From the listing below, select every line where the word "screenshot" appears.

◆ Collected data entries:

+ + +

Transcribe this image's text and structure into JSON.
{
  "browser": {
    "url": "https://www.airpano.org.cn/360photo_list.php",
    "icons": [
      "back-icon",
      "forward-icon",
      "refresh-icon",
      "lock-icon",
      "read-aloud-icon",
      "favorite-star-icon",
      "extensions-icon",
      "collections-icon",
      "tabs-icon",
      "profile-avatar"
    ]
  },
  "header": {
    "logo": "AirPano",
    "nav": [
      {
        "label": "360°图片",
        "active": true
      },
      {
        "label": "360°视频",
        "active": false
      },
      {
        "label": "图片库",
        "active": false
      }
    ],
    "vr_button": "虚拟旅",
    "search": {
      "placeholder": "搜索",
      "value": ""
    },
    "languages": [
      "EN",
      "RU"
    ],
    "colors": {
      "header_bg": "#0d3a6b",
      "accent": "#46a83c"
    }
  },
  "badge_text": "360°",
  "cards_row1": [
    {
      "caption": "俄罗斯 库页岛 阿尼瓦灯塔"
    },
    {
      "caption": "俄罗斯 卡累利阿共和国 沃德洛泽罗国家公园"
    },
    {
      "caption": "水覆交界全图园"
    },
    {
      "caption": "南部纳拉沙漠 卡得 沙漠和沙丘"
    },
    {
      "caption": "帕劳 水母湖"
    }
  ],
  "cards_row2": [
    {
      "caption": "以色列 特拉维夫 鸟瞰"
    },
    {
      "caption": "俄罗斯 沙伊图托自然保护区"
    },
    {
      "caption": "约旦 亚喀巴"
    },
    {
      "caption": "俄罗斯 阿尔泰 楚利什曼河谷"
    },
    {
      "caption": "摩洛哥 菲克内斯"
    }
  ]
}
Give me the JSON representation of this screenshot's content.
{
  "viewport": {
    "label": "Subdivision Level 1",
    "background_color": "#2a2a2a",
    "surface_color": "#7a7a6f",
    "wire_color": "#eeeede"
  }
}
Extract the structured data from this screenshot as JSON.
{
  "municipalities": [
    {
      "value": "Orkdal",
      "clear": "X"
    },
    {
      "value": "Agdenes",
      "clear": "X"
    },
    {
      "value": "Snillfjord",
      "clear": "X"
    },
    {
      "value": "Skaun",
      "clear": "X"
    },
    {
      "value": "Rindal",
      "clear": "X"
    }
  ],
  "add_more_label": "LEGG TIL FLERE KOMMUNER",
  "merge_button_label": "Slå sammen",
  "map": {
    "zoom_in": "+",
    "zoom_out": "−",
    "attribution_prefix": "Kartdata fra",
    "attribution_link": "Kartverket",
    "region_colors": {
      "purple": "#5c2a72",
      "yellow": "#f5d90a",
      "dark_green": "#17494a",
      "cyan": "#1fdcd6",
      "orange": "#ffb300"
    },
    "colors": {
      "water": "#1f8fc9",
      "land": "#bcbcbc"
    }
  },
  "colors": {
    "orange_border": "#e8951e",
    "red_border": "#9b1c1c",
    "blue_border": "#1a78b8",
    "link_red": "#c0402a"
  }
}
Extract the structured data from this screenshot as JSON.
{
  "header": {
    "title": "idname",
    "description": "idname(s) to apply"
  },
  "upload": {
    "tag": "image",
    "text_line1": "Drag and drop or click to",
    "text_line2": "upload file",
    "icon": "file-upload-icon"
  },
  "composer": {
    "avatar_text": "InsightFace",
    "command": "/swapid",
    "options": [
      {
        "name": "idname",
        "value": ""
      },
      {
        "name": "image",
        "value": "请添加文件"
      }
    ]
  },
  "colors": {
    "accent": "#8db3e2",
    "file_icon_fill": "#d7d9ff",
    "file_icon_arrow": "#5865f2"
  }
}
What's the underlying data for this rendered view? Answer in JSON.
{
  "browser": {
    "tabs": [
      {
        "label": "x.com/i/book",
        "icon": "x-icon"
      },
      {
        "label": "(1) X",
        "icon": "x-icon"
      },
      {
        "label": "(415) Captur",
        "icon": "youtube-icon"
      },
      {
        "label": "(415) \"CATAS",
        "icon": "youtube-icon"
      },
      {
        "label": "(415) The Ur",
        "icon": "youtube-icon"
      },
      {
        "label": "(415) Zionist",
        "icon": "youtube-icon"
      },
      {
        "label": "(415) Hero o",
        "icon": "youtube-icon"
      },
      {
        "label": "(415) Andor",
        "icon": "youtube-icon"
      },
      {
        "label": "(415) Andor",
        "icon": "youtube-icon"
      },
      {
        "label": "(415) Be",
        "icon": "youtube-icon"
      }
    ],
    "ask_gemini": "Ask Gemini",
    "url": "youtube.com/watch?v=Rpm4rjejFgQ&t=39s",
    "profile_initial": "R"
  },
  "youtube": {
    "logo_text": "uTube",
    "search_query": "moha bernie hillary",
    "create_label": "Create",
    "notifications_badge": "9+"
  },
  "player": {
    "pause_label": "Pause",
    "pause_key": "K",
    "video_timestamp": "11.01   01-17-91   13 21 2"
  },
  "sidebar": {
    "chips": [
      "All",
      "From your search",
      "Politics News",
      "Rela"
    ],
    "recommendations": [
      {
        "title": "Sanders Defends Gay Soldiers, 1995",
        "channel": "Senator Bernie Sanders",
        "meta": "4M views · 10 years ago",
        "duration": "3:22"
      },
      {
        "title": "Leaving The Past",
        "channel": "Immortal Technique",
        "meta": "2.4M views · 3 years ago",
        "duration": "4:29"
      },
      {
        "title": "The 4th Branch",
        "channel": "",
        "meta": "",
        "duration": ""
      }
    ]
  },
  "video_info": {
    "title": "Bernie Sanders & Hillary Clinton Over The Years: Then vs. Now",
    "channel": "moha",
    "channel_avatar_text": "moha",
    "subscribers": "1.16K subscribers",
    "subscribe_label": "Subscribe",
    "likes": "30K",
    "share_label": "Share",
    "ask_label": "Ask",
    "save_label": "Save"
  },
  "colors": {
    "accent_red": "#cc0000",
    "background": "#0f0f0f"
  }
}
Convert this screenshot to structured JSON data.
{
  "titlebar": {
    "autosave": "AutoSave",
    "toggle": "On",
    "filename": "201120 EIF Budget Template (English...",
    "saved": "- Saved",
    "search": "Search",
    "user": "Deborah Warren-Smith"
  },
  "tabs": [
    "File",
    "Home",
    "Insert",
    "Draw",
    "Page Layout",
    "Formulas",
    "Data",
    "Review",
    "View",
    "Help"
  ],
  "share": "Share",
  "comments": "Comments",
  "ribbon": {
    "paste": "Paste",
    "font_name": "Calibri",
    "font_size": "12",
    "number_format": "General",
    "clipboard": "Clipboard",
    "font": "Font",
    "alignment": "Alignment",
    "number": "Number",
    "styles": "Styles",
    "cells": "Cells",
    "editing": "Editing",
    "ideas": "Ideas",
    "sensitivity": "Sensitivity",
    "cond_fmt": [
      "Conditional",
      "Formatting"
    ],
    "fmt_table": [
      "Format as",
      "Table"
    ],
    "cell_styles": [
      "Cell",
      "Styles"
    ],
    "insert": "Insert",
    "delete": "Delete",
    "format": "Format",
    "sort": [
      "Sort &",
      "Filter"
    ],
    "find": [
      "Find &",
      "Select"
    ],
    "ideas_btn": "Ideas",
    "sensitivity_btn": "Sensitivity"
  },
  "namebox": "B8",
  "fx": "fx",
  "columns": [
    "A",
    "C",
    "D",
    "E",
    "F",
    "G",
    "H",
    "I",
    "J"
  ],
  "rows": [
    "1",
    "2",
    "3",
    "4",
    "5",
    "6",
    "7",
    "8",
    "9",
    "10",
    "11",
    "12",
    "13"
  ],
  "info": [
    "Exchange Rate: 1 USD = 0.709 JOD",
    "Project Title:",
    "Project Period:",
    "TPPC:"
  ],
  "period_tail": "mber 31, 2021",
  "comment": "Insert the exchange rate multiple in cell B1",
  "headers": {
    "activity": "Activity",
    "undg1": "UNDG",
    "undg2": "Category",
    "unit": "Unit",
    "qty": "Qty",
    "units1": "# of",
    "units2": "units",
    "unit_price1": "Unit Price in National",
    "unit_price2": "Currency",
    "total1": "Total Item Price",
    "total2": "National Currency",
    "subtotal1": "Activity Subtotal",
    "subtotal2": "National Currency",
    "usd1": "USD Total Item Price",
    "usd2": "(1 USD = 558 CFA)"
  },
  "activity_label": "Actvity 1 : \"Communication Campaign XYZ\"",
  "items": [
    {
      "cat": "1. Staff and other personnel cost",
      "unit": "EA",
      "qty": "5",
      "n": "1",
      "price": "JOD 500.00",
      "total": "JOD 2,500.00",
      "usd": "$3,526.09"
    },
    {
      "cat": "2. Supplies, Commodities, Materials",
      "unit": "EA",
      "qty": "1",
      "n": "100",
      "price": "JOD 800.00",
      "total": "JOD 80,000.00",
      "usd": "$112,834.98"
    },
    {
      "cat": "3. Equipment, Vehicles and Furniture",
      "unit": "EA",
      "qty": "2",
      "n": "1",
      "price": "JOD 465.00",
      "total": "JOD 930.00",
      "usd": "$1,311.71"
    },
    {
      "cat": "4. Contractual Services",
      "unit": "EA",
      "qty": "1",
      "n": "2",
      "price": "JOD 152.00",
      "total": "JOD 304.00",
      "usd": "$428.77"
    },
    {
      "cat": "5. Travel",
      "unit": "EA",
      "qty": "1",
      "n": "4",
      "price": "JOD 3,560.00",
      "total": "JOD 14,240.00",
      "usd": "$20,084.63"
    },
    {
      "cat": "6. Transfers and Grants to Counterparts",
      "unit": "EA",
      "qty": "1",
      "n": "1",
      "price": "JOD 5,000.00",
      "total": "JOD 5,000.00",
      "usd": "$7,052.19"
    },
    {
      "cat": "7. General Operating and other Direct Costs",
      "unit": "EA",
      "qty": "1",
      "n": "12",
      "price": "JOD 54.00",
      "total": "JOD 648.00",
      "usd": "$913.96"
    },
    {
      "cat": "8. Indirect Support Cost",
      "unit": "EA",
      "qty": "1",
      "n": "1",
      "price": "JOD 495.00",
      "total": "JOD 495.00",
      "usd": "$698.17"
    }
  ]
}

+ + +

◆ Result for this exercise:
Give me the JSON representation of this screenshot's content.
Extract the structured data from this screenshot as JSON.
Extract the structured data from this screenshot as JSON.
Convert this screenshot to structured JSON data.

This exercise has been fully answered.